Output the records exactly. Include every line.

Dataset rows
------------------------
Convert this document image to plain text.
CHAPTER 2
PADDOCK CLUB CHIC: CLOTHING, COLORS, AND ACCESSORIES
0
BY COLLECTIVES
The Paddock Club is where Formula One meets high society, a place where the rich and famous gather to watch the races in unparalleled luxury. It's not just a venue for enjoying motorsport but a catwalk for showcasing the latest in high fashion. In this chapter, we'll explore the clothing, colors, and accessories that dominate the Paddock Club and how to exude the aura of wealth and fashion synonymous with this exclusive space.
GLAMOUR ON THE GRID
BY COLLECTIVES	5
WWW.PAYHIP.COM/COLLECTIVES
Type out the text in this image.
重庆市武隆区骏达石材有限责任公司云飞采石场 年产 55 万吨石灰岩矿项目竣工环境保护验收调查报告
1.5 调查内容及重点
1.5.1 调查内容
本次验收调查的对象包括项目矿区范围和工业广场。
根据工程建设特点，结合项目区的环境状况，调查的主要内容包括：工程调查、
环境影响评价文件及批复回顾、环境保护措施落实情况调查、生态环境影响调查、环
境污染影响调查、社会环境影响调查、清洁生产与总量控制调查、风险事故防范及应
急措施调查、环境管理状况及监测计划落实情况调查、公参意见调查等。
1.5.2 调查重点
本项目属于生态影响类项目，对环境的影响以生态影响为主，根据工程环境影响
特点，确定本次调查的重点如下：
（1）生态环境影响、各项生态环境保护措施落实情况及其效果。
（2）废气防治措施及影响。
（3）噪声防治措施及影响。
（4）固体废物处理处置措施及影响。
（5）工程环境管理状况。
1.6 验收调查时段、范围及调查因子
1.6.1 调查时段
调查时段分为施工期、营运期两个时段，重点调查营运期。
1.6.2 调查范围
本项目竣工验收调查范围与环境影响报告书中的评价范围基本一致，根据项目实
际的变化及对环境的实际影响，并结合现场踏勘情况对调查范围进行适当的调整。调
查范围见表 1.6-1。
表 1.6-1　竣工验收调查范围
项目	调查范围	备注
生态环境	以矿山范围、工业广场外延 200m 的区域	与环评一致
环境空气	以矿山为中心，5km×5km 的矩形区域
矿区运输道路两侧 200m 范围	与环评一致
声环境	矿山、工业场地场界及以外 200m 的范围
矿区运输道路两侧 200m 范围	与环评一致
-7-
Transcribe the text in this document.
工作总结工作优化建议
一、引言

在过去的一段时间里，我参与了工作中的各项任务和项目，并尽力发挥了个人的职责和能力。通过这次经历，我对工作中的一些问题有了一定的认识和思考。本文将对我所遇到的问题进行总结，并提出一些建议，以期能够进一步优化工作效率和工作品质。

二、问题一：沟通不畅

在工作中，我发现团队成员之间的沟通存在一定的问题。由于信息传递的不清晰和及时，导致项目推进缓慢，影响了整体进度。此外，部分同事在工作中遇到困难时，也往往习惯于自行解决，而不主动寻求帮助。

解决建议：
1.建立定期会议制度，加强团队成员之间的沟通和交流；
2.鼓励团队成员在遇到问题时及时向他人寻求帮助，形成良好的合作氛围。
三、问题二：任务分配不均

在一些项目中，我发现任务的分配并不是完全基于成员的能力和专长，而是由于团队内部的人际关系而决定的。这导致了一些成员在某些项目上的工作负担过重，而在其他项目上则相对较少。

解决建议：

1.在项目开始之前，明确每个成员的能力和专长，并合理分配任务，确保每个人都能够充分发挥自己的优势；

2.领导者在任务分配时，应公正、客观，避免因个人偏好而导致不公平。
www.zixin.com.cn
------------------------
-- Finished task --
Convert this document image to plain text.
CHAPTER 2
PADDOCK CLUB CHIC: CLOTHING, COLORS, AND ACCESSORIES
0
BY COLLECTIVES
The Paddock Club is where Formula One meets high society, a place where the rich and famous gather to watch the races in unparalleled luxury. It's not just a venue for enjoying motorsport but a catwalk for showcasing the latest in high fashion. In this chapter, we'll explore the clothing, colors, and accessories that dominate the Paddock Club and how to exude the aura of wealth and fashion synonymous with this exclusive space.
GLAMOUR ON THE GRID
BY COLLECTIVES	5
WWW.PAYHIP.COM/COLLECTIVES
Type out the text in this image.
重庆市武隆区骏达石材有限责任公司云飞采石场 年产 55 万吨石灰岩矿项目竣工环境保护验收调查报告
1.5 调查内容及重点
1.5.1 调查内容
本次验收调查的对象包括项目矿区范围和工业广场。
根据工程建设特点，结合项目区的环境状况，调查的主要内容包括：工程调查、
环境影响评价文件及批复回顾、环境保护措施落实情况调查、生态环境影响调查、环
境污染影响调查、社会环境影响调查、清洁生产与总量控制调查、风险事故防范及应
急措施调查、环境管理状况及监测计划落实情况调查、公参意见调查等。
1.5.2 调查重点
本项目属于生态影响类项目，对环境的影响以生态影响为主，根据工程环境影响
特点，确定本次调查的重点如下：
（1）生态环境影响、各项生态环境保护措施落实情况及其效果。
（2）废气防治措施及影响。
（3）噪声防治措施及影响。
（4）固体废物处理处置措施及影响。
（5）工程环境管理状况。
1.6 验收调查时段、范围及调查因子
1.6.1 调查时段
调查时段分为施工期、营运期两个时段，重点调查营运期。
1.6.2 调查范围
本项目竣工验收调查范围与环境影响报告书中的评价范围基本一致，根据项目实
际的变化及对环境的实际影响，并结合现场踏勘情况对调查范围进行适当的调整。调
查范围见表 1.6-1。
表 1.6-1　竣工验收调查范围
项目	调查范围	备注
生态环境	以矿山范围、工业广场外延 200m 的区域	与环评一致
环境空气	以矿山为中心，5km×5km 的矩形区域
矿区运输道路两侧 200m 范围	与环评一致
声环境	矿山、工业场地场界及以外 200m 的范围
矿区运输道路两侧 200m 范围	与环评一致
-7-
Transcribe the text in this document.
工作总结工作优化建议
一、引言

在过去的一段时间里，我参与了工作中的各项任务和项目，并尽力发挥了个人的职责和能力。通过这次经历，我对工作中的一些问题有了一定的认识和思考。本文将对我所遇到的问题进行总结，并提出一些建议，以期能够进一步优化工作效率和工作品质。

二、问题一：沟通不畅

在工作中，我发现团队成员之间的沟通存在一定的问题。由于信息传递的不清晰和及时，导致项目推进缓慢，影响了整体进度。此外，部分同事在工作中遇到困难时，也往往习惯于自行解决，而不主动寻求帮助。

解决建议：
1.建立定期会议制度，加强团队成员之间的沟通和交流；
2.鼓励团队成员在遇到问题时及时向他人寻求帮助，形成良好的合作氛围。
三、问题二：任务分配不均

在一些项目中，我发现任务的分配并不是完全基于成员的能力和专长，而是由于团队内部的人际关系而决定的。这导致了一些成员在某些项目上的工作负担过重，而在其他项目上则相对较少。

解决建议：

1.在项目开始之前，明确每个成员的能力和专长，并合理分配任务，确保每个人都能够充分发挥自己的优势；

2.领导者在任务分配时，应公正、客观，避免因个人偏好而导致不公平。
www.zixin.com.cn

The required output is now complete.